WRITTEN PROBLEM –
Reproduce all lines of the listing below in which the word "color" occurs.

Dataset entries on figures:
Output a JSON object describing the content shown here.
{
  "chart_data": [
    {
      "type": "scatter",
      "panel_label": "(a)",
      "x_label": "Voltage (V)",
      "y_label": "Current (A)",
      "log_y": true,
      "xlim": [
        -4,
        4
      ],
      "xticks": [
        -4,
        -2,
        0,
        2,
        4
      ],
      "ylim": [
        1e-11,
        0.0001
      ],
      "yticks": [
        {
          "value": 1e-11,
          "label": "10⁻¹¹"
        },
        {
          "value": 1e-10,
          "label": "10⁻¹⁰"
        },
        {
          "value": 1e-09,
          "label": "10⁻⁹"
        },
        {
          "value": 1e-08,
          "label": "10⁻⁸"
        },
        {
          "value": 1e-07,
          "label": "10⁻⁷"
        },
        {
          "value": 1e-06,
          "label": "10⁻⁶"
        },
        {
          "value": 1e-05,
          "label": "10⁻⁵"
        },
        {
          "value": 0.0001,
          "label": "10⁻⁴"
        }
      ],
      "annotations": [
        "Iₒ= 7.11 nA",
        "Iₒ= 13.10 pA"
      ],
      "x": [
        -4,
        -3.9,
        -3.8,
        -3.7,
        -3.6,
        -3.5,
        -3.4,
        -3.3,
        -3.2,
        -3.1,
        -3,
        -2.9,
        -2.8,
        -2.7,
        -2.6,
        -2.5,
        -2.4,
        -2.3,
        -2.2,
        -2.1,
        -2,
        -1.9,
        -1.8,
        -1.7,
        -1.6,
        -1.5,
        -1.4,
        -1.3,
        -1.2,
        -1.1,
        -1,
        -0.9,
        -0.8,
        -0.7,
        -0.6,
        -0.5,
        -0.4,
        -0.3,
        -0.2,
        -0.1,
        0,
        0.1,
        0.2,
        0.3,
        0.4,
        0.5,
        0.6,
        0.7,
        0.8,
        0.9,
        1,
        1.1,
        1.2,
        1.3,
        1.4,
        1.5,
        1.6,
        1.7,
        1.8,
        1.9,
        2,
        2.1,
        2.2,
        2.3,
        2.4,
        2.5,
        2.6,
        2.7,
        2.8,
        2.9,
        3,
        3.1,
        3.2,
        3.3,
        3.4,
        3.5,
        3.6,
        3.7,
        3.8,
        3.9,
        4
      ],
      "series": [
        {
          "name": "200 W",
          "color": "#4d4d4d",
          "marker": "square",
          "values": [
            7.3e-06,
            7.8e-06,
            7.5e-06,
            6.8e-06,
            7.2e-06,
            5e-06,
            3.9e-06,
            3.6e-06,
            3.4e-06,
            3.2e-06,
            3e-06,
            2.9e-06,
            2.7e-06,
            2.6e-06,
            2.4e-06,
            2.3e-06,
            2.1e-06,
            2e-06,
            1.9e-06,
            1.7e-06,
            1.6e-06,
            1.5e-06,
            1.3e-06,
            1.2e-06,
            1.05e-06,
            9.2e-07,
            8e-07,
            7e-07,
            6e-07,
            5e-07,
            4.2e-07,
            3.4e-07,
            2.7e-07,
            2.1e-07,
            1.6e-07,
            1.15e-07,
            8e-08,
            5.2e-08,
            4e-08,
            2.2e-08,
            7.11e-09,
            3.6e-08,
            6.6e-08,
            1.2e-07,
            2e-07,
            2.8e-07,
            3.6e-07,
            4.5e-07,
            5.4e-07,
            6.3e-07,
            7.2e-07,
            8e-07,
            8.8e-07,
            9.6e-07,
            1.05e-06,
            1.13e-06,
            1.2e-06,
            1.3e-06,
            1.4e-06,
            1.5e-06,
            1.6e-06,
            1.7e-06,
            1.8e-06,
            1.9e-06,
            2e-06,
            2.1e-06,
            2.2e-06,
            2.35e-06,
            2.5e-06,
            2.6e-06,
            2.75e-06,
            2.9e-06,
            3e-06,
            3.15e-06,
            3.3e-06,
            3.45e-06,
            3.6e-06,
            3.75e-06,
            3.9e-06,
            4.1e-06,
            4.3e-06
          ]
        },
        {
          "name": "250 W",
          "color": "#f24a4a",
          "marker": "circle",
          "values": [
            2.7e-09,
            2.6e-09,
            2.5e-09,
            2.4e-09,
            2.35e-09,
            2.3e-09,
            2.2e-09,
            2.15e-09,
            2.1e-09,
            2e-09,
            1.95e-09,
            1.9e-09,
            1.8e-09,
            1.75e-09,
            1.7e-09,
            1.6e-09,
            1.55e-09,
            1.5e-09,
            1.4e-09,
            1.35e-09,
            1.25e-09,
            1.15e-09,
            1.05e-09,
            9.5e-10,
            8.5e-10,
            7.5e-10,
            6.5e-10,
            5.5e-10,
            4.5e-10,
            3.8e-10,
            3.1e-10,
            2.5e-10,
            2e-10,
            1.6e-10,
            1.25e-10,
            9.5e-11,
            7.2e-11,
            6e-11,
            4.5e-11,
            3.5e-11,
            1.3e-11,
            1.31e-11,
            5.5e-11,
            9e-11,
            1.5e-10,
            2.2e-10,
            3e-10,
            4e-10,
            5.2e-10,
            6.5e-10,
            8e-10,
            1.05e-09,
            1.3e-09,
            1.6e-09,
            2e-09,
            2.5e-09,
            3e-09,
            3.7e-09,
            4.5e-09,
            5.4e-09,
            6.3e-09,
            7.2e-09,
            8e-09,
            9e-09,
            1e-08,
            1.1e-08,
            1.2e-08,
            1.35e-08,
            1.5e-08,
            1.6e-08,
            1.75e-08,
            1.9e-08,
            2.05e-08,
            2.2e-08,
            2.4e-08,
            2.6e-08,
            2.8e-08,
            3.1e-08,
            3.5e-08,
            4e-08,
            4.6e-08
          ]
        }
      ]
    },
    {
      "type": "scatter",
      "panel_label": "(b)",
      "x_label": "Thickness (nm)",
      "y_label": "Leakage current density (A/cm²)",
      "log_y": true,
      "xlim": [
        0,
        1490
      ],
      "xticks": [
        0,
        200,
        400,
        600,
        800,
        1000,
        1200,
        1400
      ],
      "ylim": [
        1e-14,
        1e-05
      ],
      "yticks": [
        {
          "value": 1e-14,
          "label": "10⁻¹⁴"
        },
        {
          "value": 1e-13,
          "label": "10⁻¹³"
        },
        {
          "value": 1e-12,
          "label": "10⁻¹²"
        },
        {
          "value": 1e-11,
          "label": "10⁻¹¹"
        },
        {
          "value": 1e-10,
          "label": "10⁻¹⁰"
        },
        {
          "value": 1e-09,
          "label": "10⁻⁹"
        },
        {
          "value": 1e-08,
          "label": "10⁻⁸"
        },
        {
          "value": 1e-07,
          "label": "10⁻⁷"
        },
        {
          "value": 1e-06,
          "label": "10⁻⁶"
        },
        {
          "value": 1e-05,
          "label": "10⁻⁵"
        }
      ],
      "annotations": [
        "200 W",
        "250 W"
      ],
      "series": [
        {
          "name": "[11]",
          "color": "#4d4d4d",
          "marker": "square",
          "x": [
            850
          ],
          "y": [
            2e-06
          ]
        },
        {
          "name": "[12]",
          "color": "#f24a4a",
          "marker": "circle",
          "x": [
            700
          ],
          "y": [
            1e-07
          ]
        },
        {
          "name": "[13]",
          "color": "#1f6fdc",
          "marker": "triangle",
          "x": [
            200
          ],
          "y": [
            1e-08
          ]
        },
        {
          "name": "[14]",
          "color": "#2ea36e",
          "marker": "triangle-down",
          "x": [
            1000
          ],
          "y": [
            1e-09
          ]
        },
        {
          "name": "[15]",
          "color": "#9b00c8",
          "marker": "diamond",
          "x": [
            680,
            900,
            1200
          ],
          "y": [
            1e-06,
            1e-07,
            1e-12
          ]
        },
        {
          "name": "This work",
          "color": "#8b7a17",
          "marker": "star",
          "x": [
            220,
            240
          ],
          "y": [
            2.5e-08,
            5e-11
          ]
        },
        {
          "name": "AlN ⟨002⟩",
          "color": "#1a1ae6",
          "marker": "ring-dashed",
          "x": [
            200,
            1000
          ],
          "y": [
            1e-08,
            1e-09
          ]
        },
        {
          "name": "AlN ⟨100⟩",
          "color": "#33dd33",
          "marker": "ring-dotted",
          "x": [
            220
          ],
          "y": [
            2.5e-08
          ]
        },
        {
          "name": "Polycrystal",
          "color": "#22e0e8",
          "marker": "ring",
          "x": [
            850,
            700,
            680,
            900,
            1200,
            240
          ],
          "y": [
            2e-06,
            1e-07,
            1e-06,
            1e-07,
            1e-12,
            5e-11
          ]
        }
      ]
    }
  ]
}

SOLUTION TO THE PROBLEM –
          "color": "#4d4d4d",
          "color": "#f24a4a",
          "color": "#4d4d4d",
          "color": "#f24a4a",
          "color": "#1f6fdc",
          "color": "#2ea36e",
          "color": "#9b00c8",
          "color": "#8b7a17",
          "color": "#1a1ae6",
          "color": "#33dd33",
          "color": "#22e0e8",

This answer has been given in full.